***** LISTED RECORDS *****
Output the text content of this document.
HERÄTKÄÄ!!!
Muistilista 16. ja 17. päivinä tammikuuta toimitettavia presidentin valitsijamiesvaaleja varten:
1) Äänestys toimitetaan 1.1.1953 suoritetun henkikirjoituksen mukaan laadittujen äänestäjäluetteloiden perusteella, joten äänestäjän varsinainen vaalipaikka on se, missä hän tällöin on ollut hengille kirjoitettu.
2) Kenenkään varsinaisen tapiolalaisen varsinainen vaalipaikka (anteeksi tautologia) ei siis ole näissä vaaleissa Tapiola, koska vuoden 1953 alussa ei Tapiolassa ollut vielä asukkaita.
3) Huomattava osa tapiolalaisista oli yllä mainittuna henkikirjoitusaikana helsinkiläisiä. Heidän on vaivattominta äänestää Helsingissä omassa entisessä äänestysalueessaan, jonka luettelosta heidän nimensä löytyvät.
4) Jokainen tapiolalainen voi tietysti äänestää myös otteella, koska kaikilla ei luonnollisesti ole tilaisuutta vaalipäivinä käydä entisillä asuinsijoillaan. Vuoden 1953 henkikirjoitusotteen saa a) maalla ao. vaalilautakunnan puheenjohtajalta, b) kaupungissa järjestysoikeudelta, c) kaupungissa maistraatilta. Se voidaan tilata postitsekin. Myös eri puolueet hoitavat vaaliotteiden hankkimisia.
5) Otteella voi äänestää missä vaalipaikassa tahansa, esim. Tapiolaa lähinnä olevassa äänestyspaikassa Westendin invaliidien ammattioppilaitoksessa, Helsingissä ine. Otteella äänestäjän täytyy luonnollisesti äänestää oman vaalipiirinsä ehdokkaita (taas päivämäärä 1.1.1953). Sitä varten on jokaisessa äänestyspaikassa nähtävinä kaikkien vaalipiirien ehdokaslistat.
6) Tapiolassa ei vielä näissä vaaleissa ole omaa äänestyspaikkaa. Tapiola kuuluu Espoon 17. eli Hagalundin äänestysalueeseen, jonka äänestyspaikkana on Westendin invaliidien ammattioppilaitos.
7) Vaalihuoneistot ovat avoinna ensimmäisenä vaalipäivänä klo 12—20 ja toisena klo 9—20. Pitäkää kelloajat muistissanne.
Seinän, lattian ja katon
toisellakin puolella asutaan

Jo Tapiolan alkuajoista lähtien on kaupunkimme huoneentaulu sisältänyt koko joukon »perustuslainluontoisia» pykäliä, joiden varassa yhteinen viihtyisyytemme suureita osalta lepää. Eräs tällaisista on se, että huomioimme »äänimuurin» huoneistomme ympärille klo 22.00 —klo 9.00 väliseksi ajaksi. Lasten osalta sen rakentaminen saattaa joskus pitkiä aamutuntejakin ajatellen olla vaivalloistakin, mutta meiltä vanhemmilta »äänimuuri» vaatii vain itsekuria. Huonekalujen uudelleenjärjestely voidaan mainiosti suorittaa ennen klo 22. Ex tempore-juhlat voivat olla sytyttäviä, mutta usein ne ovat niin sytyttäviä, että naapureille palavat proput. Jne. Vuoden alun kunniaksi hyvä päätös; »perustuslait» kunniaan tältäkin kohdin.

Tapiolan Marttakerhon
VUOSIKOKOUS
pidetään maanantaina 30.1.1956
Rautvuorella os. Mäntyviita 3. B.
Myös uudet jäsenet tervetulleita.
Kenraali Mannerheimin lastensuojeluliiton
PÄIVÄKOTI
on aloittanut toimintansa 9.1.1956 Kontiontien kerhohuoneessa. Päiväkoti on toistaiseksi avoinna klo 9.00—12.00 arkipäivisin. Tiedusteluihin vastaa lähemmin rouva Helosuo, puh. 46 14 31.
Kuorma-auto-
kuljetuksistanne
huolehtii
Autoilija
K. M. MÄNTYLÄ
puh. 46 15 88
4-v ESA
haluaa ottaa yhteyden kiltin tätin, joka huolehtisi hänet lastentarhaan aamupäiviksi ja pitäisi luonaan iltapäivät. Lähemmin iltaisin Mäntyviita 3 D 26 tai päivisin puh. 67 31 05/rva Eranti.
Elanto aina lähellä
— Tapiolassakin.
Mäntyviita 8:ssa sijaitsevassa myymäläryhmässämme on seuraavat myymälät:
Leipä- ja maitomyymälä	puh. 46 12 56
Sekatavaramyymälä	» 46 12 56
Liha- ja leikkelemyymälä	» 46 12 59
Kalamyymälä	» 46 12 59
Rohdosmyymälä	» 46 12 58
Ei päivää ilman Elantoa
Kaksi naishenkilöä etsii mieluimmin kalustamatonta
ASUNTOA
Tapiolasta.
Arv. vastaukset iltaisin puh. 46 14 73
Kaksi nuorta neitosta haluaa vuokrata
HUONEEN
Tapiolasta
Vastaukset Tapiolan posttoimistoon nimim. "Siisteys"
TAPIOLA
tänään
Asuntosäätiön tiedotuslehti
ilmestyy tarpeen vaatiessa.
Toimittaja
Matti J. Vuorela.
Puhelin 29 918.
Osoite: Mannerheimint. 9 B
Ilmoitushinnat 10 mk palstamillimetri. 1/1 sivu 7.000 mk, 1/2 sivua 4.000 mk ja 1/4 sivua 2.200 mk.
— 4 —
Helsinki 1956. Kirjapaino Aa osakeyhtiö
*****
WRITTEN INSTRUCTION
Find the lines above holding the word "Myös" and show them.

SOLUTION
4) Jokainen tapiolalainen voi tietysti äänestää myös otteella, koska kaikilla ei luonnollisesti ole tilaisuutta vaalipäivinä käydä entisillä asuinsijoillaan. Vuoden 1953 henkikirjoitusotteen saa a) maalla ao. vaalilautakunnan puheenjohtajalta, b) kaupungissa järjestysoikeudelta, c) kaupungissa maistraatilta. Se voidaan tilata postitsekin. Myös eri puolueet hoitavat vaaliotteiden hankkimisia.
Myös uudet jäsenet tervetulleita.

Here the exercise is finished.